(Dataset records)
========================================================================
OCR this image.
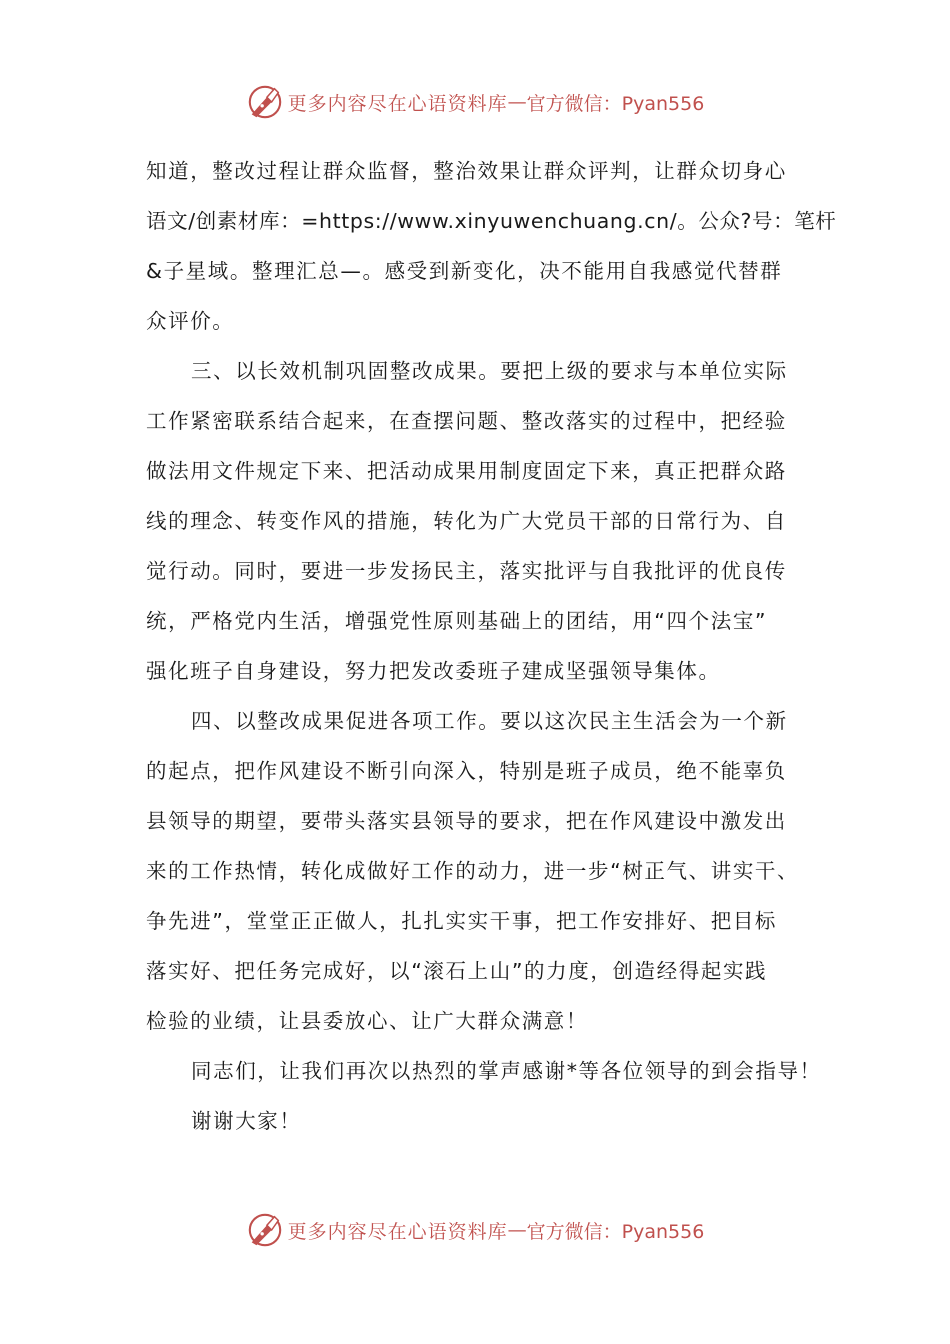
更多内容尽在心语资料库 — 官方微信：Pyan556
知道，整改过程让群众监督，整治效果让群众评判，让群众切身心
语文/创素材库：=https://www.xinyuwenchuang.cn/。公众?号：笔杆
&子星域。整理汇总—。感受到新变化，决不能用自我感觉代替群
众评价。
三、以长效机制巩固整改成果。要把上级的要求与本单位实际
工作紧密联系结合起来，在查摆问题、整改落实的过程中，把经验
做法用文件规定下来、把活动成果用制度固定下来，真正把群众路
线的理念、转变作风的措施，转化为广大党员干部的日常行为、自
觉行动。同时，要进一步发扬民主，落实批评与自我批评的优良传
统，严格党内生活，增强党性原则基础上的团结，用“四个法宝”
强化班子自身建设，努力把发改委班子建成坚强领导集体。
四、以整改成果促进各项工作。要以这次民主生活会为一个新
的起点，把作风建设不断引向深入，特别是班子成员，绝不能辜负
县领导的期望，要带头落实县领导的要求，把在作风建设中激发出
来的工作热情，转化成做好工作的动力，进一步“树正气、讲实干、
争先进”，堂堂正正做人，扎扎实实干事，把工作安排好、把目标
落实好、把任务完成好，以“滚石上山”的力度，创造经得起实践
检验的业绩，让县委放心、让广大群众满意！
同志们，让我们再次以热烈的掌声感谢*等各位领导的到会指导！
谢谢大家！
更多内容尽在心语资料库 — 官方微信：Pyan556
========================================================================
(Goal) Keep the pictures out and write out the records exactly.

(Worked answer)
OCR this image.
更多内容尽在心语资料库 — 官方微信：Pyan556
知道，整改过程让群众监督，整治效果让群众评判，让群众切身心
语文/创素材库：=https://www.xinyuwenchuang.cn/。公众?号：笔杆
&子星域。整理汇总—。感受到新变化，决不能用自我感觉代替群
众评价。
三、以长效机制巩固整改成果。要把上级的要求与本单位实际
工作紧密联系结合起来，在查摆问题、整改落实的过程中，把经验
做法用文件规定下来、把活动成果用制度固定下来，真正把群众路
线的理念、转变作风的措施，转化为广大党员干部的日常行为、自
觉行动。同时，要进一步发扬民主，落实批评与自我批评的优良传
统，严格党内生活，增强党性原则基础上的团结，用“四个法宝”
强化班子自身建设，努力把发改委班子建成坚强领导集体。
四、以整改成果促进各项工作。要以这次民主生活会为一个新
的起点，把作风建设不断引向深入，特别是班子成员，绝不能辜负
县领导的期望，要带头落实县领导的要求，把在作风建设中激发出
来的工作热情，转化成做好工作的动力，进一步“树正气、讲实干、
争先进”，堂堂正正做人，扎扎实实干事，把工作安排好、把目标
落实好、把任务完成好，以“滚石上山”的力度，创造经得起实践
检验的业绩，让县委放心、让广大群众满意！
同志们，让我们再次以热烈的掌声感谢*等各位领导的到会指导！
谢谢大家！
更多内容尽在心语资料库 — 官方微信：Pyan556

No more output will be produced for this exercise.